:: Data provided ::
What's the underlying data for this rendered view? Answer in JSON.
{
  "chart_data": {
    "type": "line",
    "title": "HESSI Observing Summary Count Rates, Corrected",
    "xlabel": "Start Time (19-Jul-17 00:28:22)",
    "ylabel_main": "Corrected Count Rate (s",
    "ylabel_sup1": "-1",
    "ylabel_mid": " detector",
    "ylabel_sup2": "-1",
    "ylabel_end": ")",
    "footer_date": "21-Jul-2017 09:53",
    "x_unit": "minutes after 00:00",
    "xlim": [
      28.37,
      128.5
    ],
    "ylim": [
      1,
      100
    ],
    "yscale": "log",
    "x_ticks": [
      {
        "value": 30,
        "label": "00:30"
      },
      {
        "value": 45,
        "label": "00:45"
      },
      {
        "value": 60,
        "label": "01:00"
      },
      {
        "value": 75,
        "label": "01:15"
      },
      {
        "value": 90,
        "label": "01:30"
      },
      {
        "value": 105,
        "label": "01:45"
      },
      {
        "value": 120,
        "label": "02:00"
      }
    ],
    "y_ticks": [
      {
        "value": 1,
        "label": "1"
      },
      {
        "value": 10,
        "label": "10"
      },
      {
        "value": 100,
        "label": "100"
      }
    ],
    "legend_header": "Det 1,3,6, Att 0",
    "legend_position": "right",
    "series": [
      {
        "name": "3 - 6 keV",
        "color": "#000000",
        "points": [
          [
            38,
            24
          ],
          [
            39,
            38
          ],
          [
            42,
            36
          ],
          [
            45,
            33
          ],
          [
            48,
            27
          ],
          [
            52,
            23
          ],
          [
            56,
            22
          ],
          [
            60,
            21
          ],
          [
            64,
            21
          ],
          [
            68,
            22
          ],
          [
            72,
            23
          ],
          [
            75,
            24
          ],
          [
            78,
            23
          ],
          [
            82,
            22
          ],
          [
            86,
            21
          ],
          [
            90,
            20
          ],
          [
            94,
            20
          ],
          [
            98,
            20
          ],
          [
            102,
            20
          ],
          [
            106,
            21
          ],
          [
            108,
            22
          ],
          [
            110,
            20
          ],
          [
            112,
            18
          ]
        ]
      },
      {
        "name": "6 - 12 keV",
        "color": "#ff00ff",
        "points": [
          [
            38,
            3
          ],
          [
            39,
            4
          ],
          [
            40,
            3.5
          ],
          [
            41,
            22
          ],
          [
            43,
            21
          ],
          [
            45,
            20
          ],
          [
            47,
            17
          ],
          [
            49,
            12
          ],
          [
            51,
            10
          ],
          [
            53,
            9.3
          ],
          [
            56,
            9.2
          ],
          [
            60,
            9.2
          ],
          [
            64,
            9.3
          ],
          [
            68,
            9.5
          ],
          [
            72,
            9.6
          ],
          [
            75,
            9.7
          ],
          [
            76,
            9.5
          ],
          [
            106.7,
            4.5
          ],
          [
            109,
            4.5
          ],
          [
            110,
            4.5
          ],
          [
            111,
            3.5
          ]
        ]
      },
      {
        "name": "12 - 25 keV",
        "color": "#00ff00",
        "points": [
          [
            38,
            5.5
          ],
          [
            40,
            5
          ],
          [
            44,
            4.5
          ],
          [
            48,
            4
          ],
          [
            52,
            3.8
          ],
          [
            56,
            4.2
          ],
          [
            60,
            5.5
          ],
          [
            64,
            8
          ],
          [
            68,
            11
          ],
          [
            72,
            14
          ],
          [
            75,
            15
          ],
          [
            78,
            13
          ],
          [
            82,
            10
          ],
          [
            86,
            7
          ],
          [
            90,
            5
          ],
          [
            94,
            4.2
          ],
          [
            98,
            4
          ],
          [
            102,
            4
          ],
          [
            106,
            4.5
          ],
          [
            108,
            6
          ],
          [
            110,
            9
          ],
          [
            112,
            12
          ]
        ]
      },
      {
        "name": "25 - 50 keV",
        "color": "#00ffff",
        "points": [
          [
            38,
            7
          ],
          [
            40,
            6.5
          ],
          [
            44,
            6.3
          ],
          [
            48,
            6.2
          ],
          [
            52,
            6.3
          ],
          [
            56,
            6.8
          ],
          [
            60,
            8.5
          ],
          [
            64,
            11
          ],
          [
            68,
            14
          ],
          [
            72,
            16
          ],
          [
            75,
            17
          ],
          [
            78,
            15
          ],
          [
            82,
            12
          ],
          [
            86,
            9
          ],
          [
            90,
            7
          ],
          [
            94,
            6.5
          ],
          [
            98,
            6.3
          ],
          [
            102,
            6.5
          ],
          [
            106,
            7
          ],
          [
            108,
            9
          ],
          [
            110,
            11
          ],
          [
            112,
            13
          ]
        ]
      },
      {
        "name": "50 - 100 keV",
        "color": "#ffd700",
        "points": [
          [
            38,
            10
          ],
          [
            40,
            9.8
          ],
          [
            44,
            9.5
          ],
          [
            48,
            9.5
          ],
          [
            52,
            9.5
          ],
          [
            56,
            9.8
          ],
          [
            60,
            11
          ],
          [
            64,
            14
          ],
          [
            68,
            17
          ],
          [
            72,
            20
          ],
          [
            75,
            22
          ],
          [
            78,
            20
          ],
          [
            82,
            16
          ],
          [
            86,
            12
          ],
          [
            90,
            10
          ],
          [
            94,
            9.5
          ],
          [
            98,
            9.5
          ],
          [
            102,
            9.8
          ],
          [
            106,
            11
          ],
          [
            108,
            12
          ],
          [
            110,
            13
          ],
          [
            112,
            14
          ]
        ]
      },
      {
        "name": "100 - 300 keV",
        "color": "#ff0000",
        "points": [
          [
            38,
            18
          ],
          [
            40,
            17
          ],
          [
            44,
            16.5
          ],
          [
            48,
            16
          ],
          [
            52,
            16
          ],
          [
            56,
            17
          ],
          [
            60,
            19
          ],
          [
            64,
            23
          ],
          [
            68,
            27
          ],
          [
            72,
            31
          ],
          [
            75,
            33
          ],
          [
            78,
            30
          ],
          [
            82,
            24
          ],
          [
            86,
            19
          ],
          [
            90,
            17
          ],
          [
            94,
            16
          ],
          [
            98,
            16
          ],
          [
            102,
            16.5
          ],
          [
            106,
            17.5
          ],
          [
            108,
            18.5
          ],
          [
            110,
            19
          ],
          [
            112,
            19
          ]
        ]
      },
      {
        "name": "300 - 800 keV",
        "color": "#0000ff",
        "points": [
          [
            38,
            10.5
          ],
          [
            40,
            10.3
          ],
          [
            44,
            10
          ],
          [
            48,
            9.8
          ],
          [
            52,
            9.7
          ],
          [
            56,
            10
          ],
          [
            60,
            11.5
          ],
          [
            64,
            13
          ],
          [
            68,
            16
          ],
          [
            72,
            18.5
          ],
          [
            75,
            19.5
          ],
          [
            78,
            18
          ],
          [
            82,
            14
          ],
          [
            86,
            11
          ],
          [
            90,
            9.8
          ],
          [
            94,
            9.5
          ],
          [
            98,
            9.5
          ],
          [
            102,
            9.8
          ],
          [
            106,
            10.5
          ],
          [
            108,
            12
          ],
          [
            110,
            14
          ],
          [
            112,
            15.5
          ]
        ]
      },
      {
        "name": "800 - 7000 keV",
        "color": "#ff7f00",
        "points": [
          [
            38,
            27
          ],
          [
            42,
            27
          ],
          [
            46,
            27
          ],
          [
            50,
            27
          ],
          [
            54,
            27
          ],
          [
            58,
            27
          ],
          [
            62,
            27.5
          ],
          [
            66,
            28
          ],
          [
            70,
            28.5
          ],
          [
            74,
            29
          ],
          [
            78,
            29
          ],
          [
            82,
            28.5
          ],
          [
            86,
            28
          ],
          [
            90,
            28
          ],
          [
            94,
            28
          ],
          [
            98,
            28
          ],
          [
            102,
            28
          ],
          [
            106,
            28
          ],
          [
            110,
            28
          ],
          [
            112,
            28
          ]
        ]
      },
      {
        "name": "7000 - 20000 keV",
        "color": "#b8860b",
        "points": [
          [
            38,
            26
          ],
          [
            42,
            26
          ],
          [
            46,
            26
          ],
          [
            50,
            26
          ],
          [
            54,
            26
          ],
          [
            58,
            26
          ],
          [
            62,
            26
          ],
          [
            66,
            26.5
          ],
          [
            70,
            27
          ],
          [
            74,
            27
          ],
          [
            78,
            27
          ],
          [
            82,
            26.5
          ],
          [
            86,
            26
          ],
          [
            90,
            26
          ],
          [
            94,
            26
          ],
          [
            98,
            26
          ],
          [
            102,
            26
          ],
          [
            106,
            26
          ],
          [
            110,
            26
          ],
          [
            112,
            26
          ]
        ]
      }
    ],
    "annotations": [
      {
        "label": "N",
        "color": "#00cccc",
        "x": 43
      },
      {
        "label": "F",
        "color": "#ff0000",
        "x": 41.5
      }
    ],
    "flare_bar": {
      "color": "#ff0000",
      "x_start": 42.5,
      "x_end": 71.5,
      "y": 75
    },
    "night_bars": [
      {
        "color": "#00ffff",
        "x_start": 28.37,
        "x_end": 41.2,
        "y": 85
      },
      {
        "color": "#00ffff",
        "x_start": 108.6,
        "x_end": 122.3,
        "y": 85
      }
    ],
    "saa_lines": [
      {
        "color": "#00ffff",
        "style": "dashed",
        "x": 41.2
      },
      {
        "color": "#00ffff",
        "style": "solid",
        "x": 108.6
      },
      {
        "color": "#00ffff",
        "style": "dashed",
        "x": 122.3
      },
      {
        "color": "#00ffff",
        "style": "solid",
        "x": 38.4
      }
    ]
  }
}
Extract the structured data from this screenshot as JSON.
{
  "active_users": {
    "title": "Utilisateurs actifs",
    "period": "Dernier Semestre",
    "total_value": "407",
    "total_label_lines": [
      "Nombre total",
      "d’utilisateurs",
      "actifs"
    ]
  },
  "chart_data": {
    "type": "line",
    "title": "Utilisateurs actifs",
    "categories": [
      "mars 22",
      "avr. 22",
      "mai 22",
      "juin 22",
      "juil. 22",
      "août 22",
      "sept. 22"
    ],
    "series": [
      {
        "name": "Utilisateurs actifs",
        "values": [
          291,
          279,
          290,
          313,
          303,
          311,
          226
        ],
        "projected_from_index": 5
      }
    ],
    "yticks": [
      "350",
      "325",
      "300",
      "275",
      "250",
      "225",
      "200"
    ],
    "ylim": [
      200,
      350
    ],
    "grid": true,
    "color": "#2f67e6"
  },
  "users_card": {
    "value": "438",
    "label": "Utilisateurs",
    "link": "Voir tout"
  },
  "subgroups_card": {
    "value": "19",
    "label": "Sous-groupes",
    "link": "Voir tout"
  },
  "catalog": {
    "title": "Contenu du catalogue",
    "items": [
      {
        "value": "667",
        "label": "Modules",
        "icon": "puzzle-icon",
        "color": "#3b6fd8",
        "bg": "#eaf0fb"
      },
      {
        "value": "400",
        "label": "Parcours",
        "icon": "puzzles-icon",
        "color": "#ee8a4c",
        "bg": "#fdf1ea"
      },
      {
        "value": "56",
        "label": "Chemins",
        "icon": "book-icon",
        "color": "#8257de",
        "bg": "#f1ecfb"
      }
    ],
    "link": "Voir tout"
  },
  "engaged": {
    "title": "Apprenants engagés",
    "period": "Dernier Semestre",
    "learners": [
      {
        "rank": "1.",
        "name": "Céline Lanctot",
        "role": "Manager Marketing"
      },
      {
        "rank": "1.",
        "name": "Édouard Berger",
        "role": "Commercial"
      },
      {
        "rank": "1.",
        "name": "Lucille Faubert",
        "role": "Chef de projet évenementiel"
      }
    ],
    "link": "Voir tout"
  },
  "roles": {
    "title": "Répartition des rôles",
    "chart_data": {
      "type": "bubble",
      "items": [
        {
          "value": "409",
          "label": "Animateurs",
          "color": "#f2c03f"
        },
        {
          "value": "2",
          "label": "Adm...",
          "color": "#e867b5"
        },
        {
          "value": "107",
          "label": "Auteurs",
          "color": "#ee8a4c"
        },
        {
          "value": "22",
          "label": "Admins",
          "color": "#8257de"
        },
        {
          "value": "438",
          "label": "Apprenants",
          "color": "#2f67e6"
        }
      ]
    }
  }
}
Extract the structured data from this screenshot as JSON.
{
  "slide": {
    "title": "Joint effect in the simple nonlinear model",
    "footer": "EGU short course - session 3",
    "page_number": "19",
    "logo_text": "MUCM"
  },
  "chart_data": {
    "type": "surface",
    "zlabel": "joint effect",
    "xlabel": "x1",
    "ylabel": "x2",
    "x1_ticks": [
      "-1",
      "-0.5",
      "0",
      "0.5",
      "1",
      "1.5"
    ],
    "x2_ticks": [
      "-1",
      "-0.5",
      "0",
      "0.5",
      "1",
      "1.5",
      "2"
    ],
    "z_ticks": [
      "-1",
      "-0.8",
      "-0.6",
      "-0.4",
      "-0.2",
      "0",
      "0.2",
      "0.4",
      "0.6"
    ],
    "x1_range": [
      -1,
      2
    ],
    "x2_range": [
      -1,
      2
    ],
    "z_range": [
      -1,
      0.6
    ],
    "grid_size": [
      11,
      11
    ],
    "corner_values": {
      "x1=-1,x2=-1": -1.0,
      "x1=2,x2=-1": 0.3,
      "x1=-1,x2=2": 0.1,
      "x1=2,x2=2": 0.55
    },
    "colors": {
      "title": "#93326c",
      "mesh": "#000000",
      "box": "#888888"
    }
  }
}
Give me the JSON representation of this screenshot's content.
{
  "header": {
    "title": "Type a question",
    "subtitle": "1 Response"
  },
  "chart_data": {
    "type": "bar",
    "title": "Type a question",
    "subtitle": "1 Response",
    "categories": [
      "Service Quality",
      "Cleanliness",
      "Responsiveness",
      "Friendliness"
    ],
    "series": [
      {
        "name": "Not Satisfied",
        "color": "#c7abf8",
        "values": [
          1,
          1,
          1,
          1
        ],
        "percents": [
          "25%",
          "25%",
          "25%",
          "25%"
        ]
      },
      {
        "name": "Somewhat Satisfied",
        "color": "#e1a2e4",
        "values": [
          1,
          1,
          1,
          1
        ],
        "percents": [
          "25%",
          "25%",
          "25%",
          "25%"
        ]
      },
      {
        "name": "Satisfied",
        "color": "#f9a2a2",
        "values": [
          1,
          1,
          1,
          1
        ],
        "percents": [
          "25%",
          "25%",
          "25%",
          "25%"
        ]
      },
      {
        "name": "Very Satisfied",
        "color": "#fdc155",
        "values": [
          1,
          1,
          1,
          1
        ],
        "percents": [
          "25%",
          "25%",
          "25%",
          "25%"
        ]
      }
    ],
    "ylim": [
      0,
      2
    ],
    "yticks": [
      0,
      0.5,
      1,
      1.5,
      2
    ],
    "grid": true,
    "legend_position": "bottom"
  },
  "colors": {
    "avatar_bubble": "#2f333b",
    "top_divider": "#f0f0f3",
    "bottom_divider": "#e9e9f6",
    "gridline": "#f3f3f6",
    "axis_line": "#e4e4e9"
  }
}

:: Requirement ::
Select every line where the word "JSON" occurs.

:: Exercise solution ::
What's the underlying data for this rendered view? Answer in JSON.
Extract the structured data from this screenshot as JSON.
Extract the structured data from this screenshot as JSON.
Give me the JSON representation of this screenshot's content.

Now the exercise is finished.